Task brief: Single out the lines of the material that contain "this" and copy them.

Data provided:
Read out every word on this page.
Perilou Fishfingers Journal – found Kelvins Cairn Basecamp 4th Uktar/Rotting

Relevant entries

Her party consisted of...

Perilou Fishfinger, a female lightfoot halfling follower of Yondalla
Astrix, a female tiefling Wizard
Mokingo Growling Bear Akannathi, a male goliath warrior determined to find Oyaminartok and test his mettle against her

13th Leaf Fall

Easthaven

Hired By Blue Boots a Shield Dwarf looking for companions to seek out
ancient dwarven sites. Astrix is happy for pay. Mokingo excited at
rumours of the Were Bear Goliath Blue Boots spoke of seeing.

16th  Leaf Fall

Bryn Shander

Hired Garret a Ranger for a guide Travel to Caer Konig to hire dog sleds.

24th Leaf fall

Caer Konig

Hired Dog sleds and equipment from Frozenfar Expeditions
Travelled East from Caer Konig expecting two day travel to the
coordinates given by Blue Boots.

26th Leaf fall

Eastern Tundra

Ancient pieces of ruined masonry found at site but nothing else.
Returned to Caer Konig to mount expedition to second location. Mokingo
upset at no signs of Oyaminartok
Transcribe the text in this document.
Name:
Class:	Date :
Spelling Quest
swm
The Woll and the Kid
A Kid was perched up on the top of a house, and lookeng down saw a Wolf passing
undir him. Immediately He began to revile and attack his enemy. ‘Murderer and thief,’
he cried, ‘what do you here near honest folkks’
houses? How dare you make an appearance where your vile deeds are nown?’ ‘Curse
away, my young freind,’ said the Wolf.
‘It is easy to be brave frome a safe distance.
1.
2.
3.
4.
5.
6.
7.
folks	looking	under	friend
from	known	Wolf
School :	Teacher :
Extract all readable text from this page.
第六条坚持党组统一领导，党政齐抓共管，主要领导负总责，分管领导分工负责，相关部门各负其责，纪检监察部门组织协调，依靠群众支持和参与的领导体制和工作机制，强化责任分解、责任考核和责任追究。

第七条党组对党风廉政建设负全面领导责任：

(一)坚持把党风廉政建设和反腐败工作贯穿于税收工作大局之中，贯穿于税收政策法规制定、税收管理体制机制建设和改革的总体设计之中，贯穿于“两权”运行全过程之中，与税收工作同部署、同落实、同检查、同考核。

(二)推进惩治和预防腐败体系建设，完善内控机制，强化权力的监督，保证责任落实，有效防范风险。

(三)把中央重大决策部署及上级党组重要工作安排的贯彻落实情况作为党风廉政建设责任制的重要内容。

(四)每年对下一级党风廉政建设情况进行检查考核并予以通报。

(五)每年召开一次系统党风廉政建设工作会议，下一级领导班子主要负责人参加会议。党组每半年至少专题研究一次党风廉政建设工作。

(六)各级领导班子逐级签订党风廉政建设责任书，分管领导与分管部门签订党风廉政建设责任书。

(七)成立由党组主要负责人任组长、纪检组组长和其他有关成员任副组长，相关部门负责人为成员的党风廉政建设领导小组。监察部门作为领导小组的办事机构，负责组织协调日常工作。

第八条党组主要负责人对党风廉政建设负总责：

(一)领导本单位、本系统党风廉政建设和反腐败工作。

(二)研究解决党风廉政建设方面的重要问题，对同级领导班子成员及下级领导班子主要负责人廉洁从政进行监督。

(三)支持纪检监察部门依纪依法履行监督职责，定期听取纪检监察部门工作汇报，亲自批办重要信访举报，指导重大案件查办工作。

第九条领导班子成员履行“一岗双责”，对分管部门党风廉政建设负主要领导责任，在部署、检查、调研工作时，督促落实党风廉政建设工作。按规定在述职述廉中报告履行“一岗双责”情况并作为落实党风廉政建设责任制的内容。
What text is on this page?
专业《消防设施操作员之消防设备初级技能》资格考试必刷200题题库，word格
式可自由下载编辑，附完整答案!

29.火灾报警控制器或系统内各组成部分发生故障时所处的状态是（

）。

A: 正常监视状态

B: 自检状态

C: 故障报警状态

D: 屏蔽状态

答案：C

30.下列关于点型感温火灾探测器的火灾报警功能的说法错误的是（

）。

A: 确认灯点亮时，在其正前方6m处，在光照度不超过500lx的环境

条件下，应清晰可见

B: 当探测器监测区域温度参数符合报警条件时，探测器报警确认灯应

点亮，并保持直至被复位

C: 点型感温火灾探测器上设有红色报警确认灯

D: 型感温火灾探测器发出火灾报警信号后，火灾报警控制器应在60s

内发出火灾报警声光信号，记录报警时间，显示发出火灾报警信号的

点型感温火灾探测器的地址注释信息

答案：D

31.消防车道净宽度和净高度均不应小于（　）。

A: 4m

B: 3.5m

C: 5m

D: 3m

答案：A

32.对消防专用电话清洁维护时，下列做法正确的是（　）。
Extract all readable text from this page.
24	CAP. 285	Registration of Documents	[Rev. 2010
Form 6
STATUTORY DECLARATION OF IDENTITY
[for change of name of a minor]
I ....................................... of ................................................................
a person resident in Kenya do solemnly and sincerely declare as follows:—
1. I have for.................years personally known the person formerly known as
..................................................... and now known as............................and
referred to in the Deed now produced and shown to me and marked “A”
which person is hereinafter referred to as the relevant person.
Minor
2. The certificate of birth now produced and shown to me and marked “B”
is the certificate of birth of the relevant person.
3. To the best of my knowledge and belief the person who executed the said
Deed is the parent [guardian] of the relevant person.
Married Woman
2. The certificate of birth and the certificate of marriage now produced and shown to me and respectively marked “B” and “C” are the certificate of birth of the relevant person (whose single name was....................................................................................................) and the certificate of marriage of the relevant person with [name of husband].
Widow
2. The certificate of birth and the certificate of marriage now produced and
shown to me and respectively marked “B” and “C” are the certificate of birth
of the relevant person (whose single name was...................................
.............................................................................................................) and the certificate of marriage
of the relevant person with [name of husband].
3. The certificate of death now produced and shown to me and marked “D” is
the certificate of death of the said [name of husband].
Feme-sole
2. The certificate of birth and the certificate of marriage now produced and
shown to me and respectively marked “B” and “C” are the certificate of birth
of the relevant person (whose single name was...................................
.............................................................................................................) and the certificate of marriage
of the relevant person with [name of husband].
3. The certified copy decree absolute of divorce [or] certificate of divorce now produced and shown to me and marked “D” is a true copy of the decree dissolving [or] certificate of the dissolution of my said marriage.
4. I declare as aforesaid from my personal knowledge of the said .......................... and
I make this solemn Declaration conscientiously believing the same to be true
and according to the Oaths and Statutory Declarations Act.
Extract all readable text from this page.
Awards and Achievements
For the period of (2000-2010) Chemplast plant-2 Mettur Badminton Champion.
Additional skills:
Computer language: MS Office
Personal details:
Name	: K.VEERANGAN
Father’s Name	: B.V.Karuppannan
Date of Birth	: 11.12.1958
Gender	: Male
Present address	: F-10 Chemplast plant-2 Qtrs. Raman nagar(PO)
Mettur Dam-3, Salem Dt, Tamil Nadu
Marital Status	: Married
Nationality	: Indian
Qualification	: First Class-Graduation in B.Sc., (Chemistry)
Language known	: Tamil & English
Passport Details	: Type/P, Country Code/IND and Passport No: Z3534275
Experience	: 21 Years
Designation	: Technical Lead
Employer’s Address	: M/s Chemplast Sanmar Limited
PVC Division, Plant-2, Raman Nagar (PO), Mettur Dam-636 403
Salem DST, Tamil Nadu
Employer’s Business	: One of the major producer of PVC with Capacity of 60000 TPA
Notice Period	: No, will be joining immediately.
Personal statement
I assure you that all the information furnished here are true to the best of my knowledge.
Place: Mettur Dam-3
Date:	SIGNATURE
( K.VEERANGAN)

Final result:
Read out every word on this page.
Transcribe the text in this document.
Extract all readable text from this page.
What text is on this page?
Extract all readable text from this page.
I make this solemn Declaration conscientiously believing the same to be true
Extract all readable text from this page.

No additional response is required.